[Description of the task] Filter the entries below, keeping only lines with the word "Engine".

[Information provided]
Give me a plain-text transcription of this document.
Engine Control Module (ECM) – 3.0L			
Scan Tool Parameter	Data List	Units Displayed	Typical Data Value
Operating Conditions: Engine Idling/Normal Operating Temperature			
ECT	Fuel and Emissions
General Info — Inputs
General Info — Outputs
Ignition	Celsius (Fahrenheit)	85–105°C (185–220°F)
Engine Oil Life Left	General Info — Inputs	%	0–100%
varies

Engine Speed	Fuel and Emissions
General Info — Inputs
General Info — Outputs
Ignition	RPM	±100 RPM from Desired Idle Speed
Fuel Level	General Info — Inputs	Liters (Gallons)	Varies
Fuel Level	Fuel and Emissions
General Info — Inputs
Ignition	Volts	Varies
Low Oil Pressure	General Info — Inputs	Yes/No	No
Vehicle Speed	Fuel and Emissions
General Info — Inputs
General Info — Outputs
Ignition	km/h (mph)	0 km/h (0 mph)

...

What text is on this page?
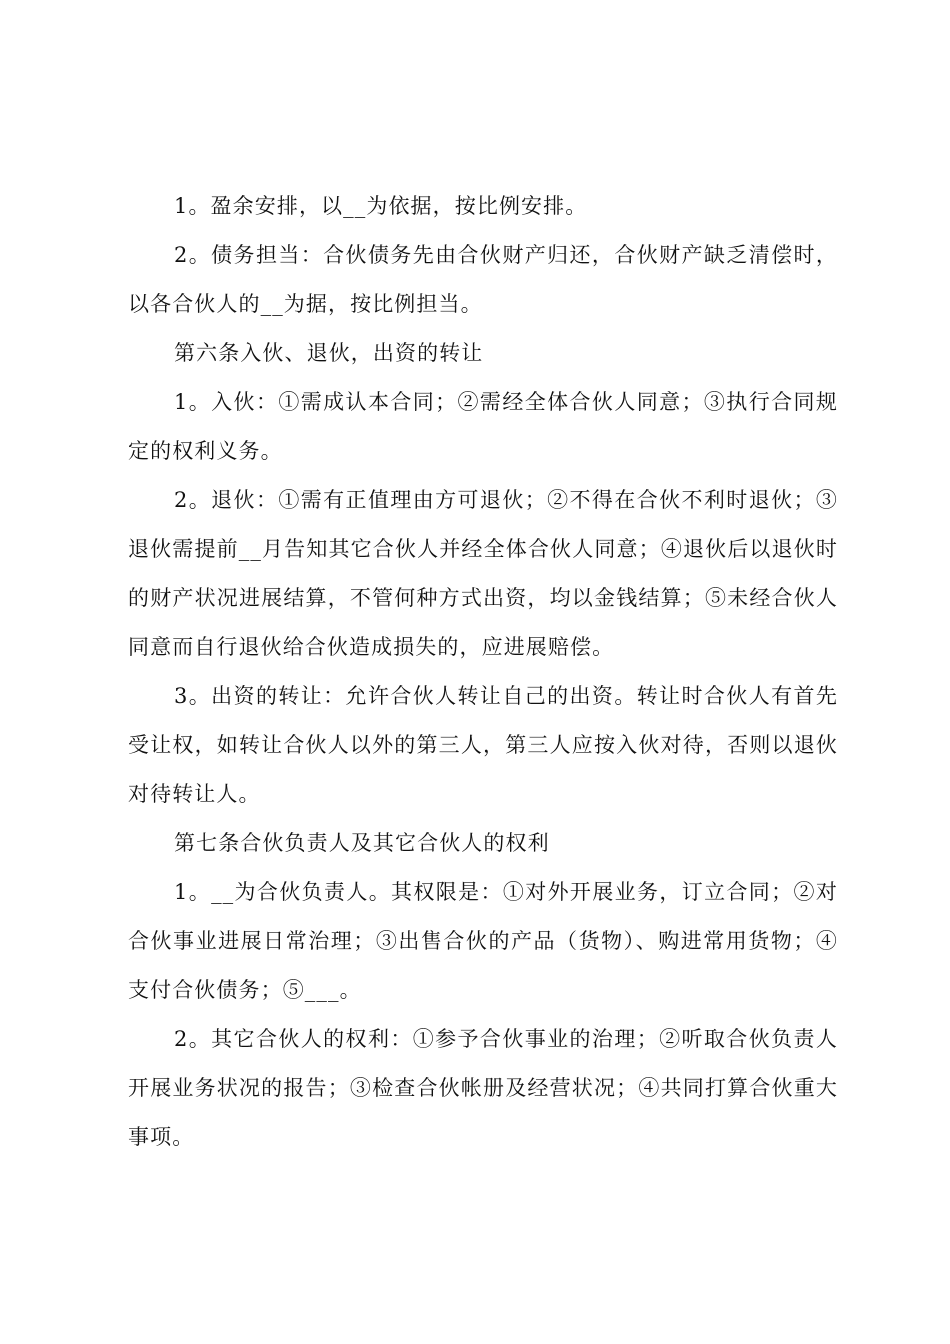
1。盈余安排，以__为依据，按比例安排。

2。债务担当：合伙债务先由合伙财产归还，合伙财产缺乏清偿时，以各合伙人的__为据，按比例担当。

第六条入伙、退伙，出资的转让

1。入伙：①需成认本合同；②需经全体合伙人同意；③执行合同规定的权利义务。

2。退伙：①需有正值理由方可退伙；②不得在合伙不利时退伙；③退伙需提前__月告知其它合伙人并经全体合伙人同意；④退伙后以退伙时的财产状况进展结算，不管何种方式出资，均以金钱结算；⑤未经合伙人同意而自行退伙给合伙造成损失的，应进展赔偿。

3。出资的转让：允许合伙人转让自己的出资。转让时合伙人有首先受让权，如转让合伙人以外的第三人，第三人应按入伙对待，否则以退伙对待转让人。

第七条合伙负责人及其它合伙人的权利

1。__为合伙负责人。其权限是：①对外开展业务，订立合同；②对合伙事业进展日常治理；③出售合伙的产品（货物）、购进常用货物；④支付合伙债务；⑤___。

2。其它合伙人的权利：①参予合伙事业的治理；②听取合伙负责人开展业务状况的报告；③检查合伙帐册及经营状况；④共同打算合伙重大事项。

[Solution below]
Engine Control Module (ECM) – 3.0L			
Operating Conditions: Engine Idling/Normal Operating Temperature			
Engine Oil Life Left	General Info — Inputs	%	0–100%
Engine Speed	Fuel and Emissions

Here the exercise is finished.